━━━ RECORD EXCERPTS ━━━

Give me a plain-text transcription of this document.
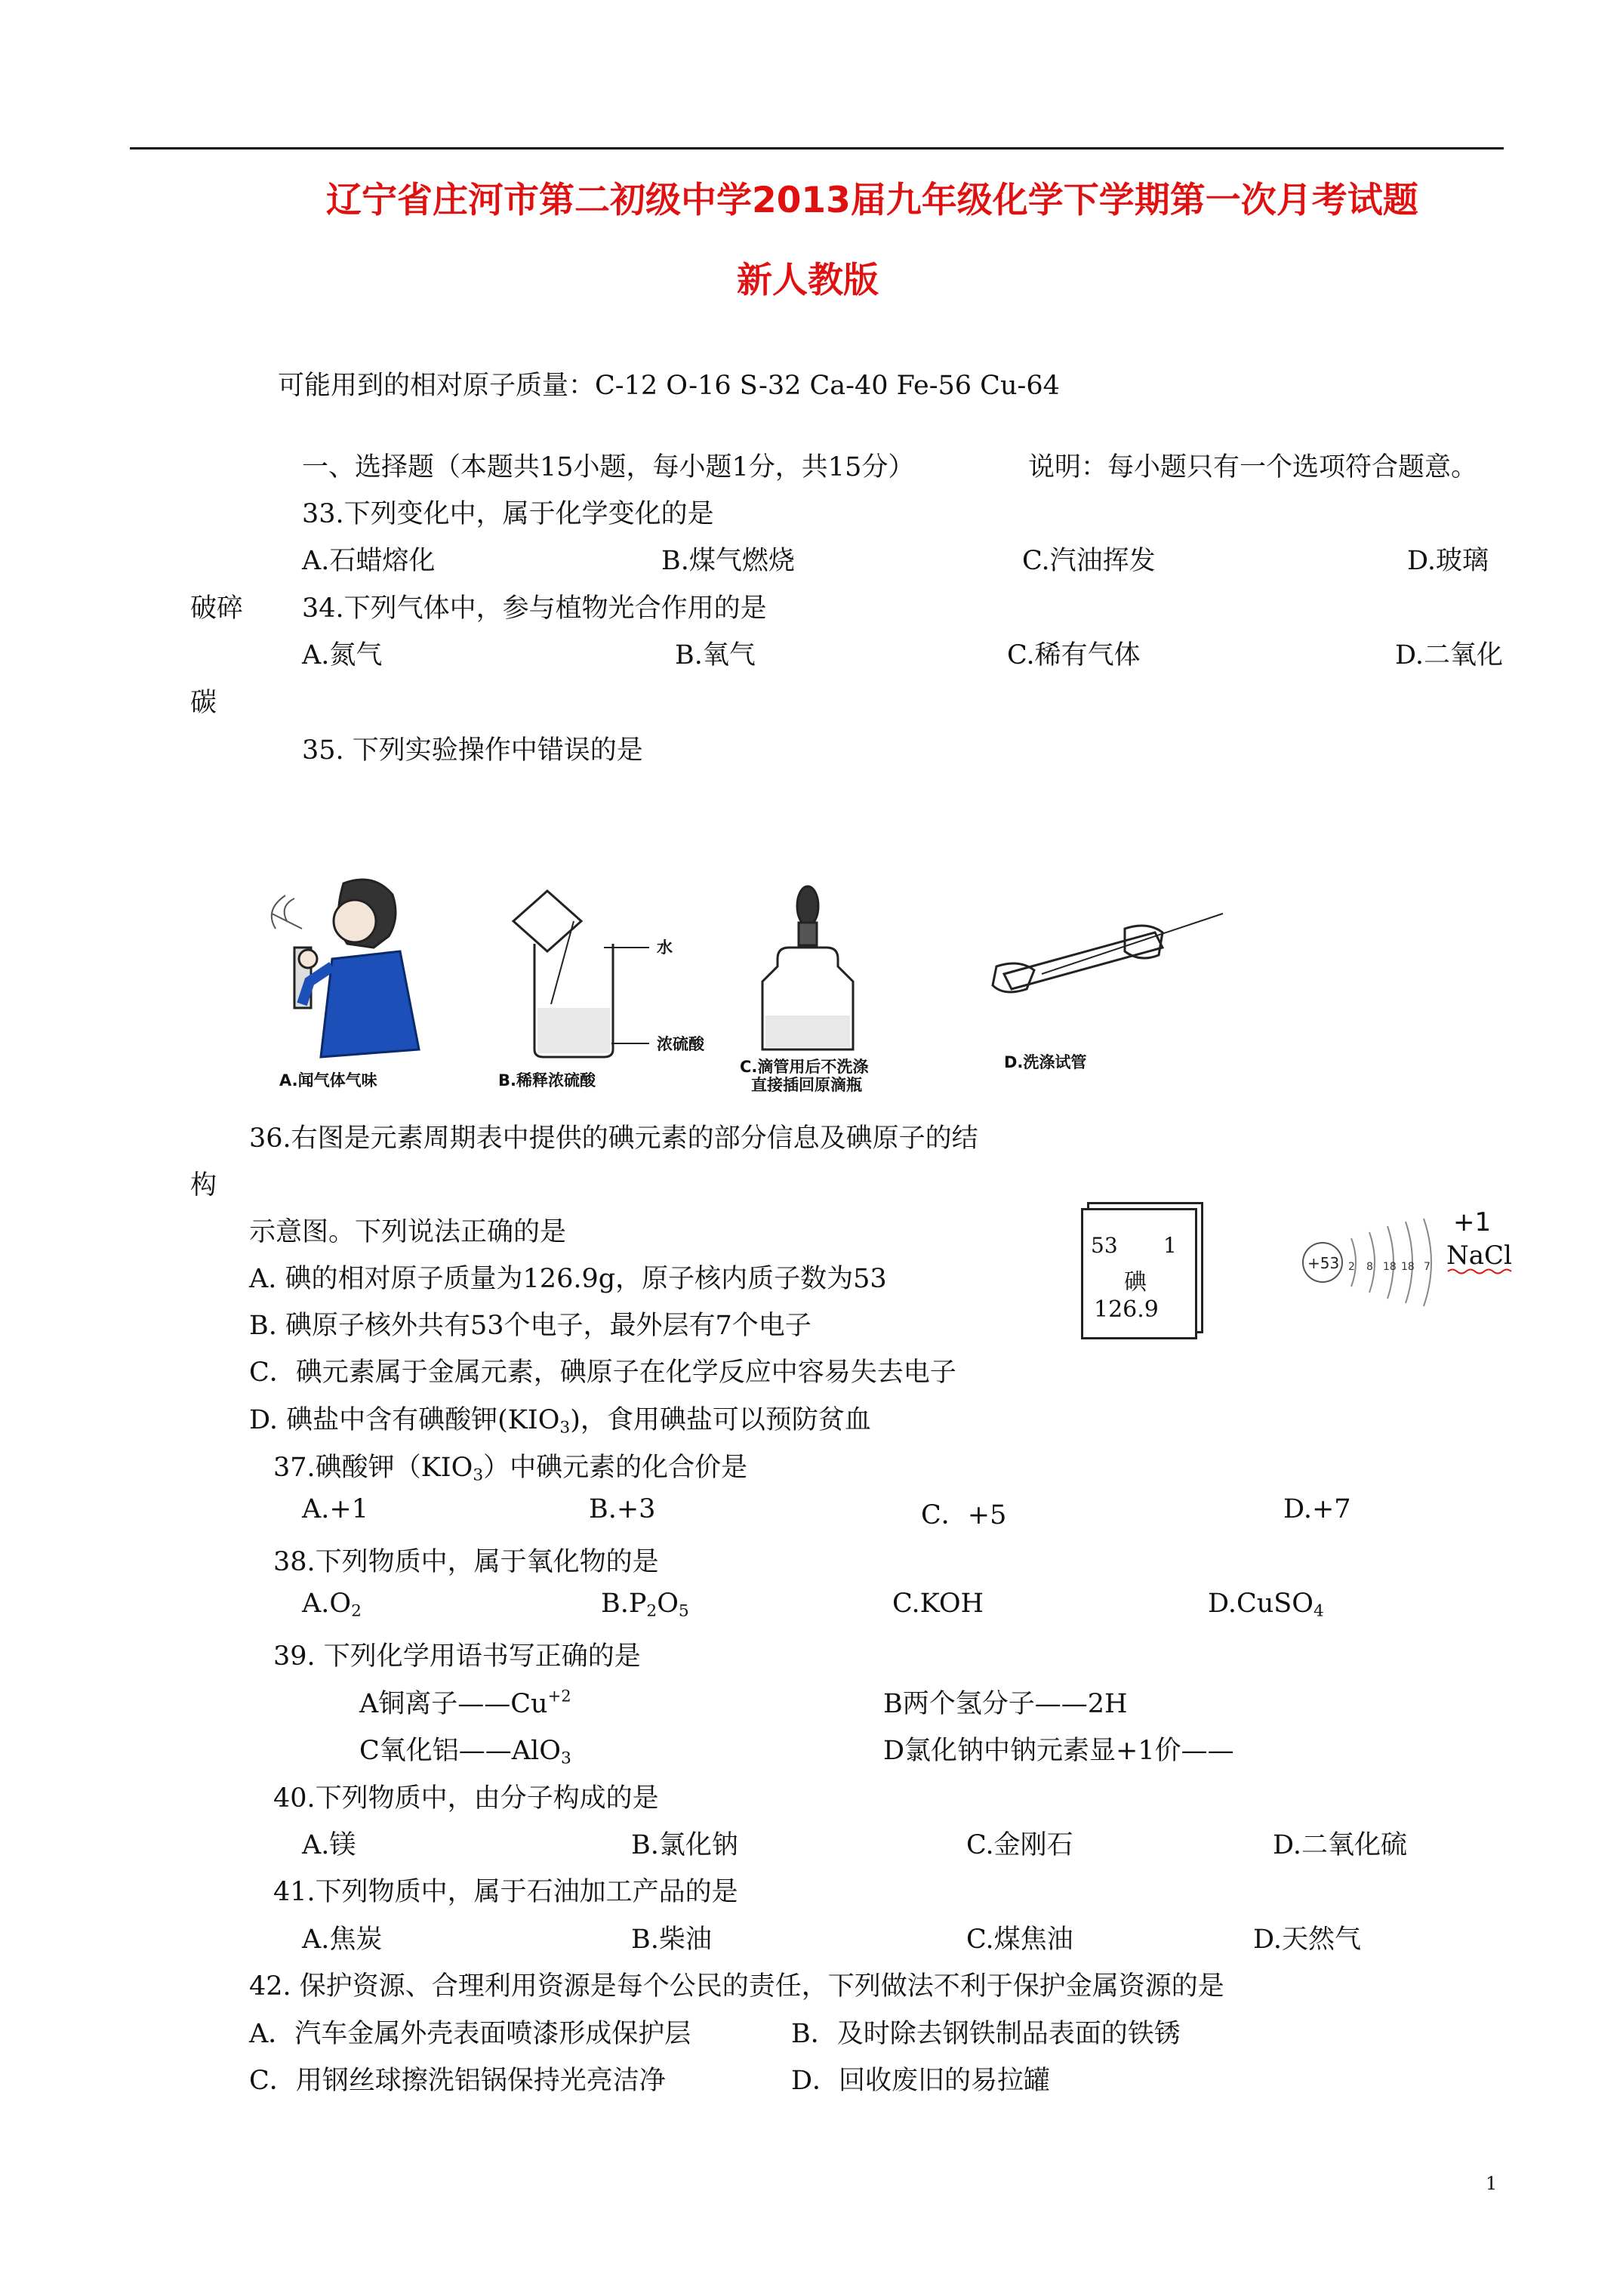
辽宁省庄河市第二初级中学2013届九年级化学下学期第一次月考试题
新人教版
可能用到的相对原子质量：C-12 O-16 S-32 Ca-40 Fe-56 Cu-64
一、选择题（本题共15小题，每小题1分，共15分）	说明：每小题只有一个选项符合题意。
33.下列变化中，属于化学变化的是
A.石蜡熔化	B.煤气燃烧	C.汽油挥发	D.玻璃
破碎 34.下列气体中，参与植物光合作用的是
A.氮气	B.氧气	C.稀有气体	D.二氧化
碳
35. 下列实验操作中错误的是
A.闻气体气味
水
浓硫酸
B.稀释浓硫酸
C.滴管用后不洗涤
直接插回原滴瓶
D.洗涤试管
36.右图是元素周期表中提供的碘元素的部分信息及碘原子的结
构
示意图。下列说法正确的是
A. 碘的相对原子质量为126.9g，原子核内质子数为53
B. 碘原子核外共有53个电子，最外层有7个电子
C．碘元素属于金属元素，碘原子在化学反应中容易失去电子
D. 碘盐中含有碘酸钾$(KIO_3)$，食用碘盐可以预防贫血
53 1
碘
126.9
+53 2 8 18 18 7
+1
NaCl
37.碘酸钾$(KIO_3)$中碘元素的化合价是
A.+1	B.+3	C．+5	D.+7
38.下列物质中，属于氧化物的是
$A.O_2$	$B.P_2O_5$	C.KOH	D.CuSO$_4$
39. 下列化学用语书写正确的是
A铜离子$——Cu^{+2}$	B两个氢分子——2H
C氧化铝——AlO$_3$	D氯化钠中钠元素显+1价——
40.下列物质中，由分子构成的是
A.镁	B.氯化钠	C.金刚石	D.二氧化硫
41.下列物质中，属于石油加工产品的是
A.焦炭	B.柴油	C.煤焦油	D.天然气
42. 保护资源、合理利用资源是每个公民的责任，下列做法不利于保护金属资源的是
A．汽车金属外壳表面喷漆形成保护层	B．及时除去钢铁制品表面的铁锈
C．用钢丝球擦洗铝锅保持光亮洁净	D．回收废旧的易拉罐
1
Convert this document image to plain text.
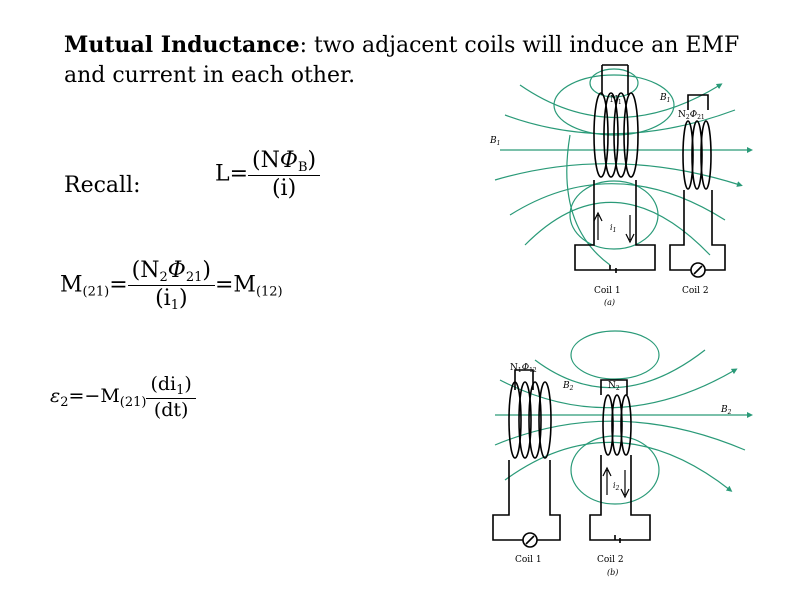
Mutual Inductance: two adjacent coils will induce an EMF and current in each other.
Recall:	$L= \frac{(N\Phi_B)}{(i)}$
$M_{(21)}= \frac{(N_2\Phi_{21})}{(i_1)} =M_{(12)}$
$\varepsilon_2=-M_{(21)} \frac{(di_1)}{(dt)}$
$N_1$	$B_1$
$N_2\Phi_{21}$
$B_1$
$i_1$
Coil 1	Coil 2
(a)
$N_1\Phi_{12}$
$B_2$	$N_2$
$B_2$
$i_2$
Coil 1	Coil 2
(b)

━━━

:: INSTRUCTIONS TO FOLLOW ::
Copy out each line of the data where the string "this" appears.

:: TASK OUTPUT ::
Give me a plain-text transcription of this document.
Convert this document image to plain text.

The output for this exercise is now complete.